**DATA LISTING**:
______________________________

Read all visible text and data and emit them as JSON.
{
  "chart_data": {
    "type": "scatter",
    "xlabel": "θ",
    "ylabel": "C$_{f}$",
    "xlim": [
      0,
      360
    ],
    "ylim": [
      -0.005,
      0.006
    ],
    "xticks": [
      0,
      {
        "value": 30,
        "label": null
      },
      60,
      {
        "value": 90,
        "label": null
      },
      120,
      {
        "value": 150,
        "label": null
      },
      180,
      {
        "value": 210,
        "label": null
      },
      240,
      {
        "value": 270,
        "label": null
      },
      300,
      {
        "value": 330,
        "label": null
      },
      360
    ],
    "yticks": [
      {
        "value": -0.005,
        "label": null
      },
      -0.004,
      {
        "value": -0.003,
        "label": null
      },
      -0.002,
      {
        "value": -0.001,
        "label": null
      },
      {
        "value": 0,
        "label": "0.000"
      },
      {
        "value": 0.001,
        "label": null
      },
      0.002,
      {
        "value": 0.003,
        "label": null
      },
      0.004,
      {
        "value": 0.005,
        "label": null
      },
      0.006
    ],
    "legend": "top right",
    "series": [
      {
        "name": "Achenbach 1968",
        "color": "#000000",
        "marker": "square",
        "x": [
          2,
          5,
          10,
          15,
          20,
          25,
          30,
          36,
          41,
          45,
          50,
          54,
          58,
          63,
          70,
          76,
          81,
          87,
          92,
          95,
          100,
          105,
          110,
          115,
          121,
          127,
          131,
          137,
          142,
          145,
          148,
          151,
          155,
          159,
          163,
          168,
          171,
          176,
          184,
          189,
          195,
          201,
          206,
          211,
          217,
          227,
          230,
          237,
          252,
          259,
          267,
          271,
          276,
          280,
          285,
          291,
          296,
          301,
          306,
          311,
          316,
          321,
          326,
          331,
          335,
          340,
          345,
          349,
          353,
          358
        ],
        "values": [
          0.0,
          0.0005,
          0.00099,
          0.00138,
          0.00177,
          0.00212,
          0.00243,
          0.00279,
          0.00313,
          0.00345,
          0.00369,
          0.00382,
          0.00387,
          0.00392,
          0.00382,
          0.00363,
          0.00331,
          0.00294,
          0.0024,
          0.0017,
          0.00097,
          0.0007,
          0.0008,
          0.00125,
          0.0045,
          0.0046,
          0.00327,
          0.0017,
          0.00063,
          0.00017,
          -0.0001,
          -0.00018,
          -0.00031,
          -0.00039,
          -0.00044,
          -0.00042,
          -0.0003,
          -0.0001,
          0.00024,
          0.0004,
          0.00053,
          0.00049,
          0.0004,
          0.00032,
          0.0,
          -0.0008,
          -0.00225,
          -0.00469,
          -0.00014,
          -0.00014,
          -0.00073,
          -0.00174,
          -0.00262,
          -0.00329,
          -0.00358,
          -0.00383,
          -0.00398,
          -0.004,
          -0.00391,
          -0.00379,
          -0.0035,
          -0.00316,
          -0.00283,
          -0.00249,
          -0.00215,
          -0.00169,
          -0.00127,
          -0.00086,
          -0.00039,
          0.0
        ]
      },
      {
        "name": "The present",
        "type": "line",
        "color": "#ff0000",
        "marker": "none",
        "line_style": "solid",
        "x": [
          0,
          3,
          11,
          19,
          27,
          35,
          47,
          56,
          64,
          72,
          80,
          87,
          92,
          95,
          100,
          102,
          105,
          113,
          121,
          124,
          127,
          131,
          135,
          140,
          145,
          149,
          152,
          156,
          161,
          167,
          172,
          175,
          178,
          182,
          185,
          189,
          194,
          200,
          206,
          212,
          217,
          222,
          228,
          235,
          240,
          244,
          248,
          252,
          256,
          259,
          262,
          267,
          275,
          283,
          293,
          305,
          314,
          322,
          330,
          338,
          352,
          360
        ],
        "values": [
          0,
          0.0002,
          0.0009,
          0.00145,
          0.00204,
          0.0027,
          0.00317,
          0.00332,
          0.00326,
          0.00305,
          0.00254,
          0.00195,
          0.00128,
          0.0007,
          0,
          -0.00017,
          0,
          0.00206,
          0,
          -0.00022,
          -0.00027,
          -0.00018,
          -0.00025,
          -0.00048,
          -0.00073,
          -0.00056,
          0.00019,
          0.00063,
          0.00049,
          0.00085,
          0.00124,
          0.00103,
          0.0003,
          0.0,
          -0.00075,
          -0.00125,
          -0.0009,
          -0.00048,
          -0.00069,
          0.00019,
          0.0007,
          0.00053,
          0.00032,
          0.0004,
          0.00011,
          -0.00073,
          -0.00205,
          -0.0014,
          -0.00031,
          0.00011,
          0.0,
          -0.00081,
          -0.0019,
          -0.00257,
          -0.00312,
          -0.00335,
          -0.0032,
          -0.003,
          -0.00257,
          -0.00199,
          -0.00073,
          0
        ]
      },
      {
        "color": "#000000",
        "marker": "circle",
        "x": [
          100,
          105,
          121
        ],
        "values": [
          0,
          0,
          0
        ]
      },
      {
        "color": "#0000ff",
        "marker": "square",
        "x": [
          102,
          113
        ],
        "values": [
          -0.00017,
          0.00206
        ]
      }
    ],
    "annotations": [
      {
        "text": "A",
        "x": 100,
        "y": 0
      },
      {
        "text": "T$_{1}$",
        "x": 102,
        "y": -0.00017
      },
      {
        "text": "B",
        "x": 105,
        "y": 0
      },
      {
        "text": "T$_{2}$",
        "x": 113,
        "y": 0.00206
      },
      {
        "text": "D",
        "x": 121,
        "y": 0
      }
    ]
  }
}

______________________________

**YOUR OBJECTIVE**: Copy all the entries verbatim.

**RESPONSE BELOW**:
Read all visible text and data and emit them as JSON.
{
  "chart_data": {
    "type": "scatter",
    "xlabel": "θ",
    "ylabel": "C$_{f}$",
    "xlim": [
      0,
      360
    ],
    "ylim": [
      -0.005,
      0.006
    ],
    "xticks": [
      0,
      {
        "value": 30,
        "label": null
      },
      60,
      {
        "value": 90,
        "label": null
      },
      120,
      {
        "value": 150,
        "label": null
      },
      180,
      {
        "value": 210,
        "label": null
      },
      240,
      {
        "value": 270,
        "label": null
      },
      300,
      {
        "value": 330,
        "label": null
      },
      360
    ],
    "yticks": [
      {
        "value": -0.005,
        "label": null
      },
      -0.004,
      {
        "value": -0.003,
        "label": null
      },
      -0.002,
      {
        "value": -0.001,
        "label": null
      },
      {
        "value": 0,
        "label": "0.000"
      },
      {
        "value": 0.001,
        "label": null
      },
      0.002,
      {
        "value": 0.003,
        "label": null
      },
      0.004,
      {
        "value": 0.005,
        "label": null
      },
      0.006
    ],
    "legend": "top right",
    "series": [
      {
        "name": "Achenbach 1968",
        "color": "#000000",
        "marker": "square",
        "x": [
          2,
          5,
          10,
          15,
          20,
          25,
          30,
          36,
          41,
          45,
          50,
          54,
          58,
          63,
          70,
          76,
          81,
          87,
          92,
          95,
          100,
          105,
          110,
          115,
          121,
          127,
          131,
          137,
          142,
          145,
          148,
          151,
          155,
          159,
          163,
          168,
          171,
          176,
          184,
          189,
          195,
          201,
          206,
          211,
          217,
          227,
          230,
          237,
          252,
          259,
          267,
          271,
          276,
          280,
          285,
          291,
          296,
          301,
          306,
          311,
          316,
          321,
          326,
          331,
          335,
          340,
          345,
          349,
          353,
          358
        ],
        "values": [
          0.0,
          0.0005,
          0.00099,
          0.00138,
          0.00177,
          0.00212,
          0.00243,
          0.00279,
          0.00313,
          0.00345,
          0.00369,
          0.00382,
          0.00387,
          0.00392,
          0.00382,
          0.00363,
          0.00331,
          0.00294,
          0.0024,
          0.0017,
          0.00097,
          0.0007,
          0.0008,
          0.00125,
          0.0045,
          0.0046,
          0.00327,
          0.0017,
          0.00063,
          0.00017,
          -0.0001,
          -0.00018,
          -0.00031,
          -0.00039,
          -0.00044,
          -0.00042,
          -0.0003,
          -0.0001,
          0.00024,
          0.0004,
          0.00053,
          0.00049,
          0.0004,
          0.00032,
          0.0,
          -0.0008,
          -0.00225,
          -0.00469,
          -0.00014,
          -0.00014,
          -0.00073,
          -0.00174,
          -0.00262,
          -0.00329,
          -0.00358,
          -0.00383,
          -0.00398,
          -0.004,
          -0.00391,
          -0.00379,
          -0.0035,
          -0.00316,
          -0.00283,
          -0.00249,
          -0.00215,
          -0.00169,
          -0.00127,
          -0.00086,
          -0.00039,
          0.0
        ]
      },
      {
        "name": "The present",
        "type": "line",
        "color": "#ff0000",
        "marker": "none",
        "line_style": "solid",
        "x": [
          0,
          3,
          11,
          19,
          27,
          35,
          47,
          56,
          64,
          72,
          80,
          87,
          92,
          95,
          100,
          102,
          105,
          113,
          121,
          124,
          127,
          131,
          135,
          140,
          145,
          149,
          152,
          156,
          161,
          167,
          172,
          175,
          178,
          182,
          185,
          189,
          194,
          200,
          206,
          212,
          217,
          222,
          228,
          235,
          240,
          244,
          248,
          252,
          256,
          259,
          262,
          267,
          275,
          283,
          293,
          305,
          314,
          322,
          330,
          338,
          352,
          360
        ],
        "values": [
          0,
          0.0002,
          0.0009,
          0.00145,
          0.00204,
          0.0027,
          0.00317,
          0.00332,
          0.00326,
          0.00305,
          0.00254,
          0.00195,
          0.00128,
          0.0007,
          0,
          -0.00017,
          0,
          0.00206,
          0,
          -0.00022,
          -0.00027,
          -0.00018,
          -0.00025,
          -0.00048,
          -0.00073,
          -0.00056,
          0.00019,
          0.00063,
          0.00049,
          0.00085,
          0.00124,
          0.00103,
          0.0003,
          0.0,
          -0.00075,
          -0.00125,
          -0.0009,
          -0.00048,
          -0.00069,
          0.00019,
          0.0007,
          0.00053,
          0.00032,
          0.0004,
          0.00011,
          -0.00073,
          -0.00205,
          -0.0014,
          -0.00031,
          0.00011,
          0.0,
          -0.00081,
          -0.0019,
          -0.00257,
          -0.00312,
          -0.00335,
          -0.0032,
          -0.003,
          -0.00257,
          -0.00199,
          -0.00073,
          0
        ]
      },
      {
        "color": "#000000",
        "marker": "circle",
        "x": [
          100,
          105,
          121
        ],
        "values": [
          0,
          0,
          0
        ]
      },
      {
        "color": "#0000ff",
        "marker": "square",
        "x": [
          102,
          113
        ],
        "values": [
          -0.00017,
          0.00206
        ]
      }
    ],
    "annotations": [
      {
        "text": "A",
        "x": 100,
        "y": 0
      },
      {
        "text": "T$_{1}$",
        "x": 102,
        "y": -0.00017
      },
      {
        "text": "B",
        "x": 105,
        "y": 0
      },
      {
        "text": "T$_{2}$",
        "x": 113,
        "y": 0.00206
      },
      {
        "text": "D",
        "x": 121,
        "y": 0
      }
    ]
  }
}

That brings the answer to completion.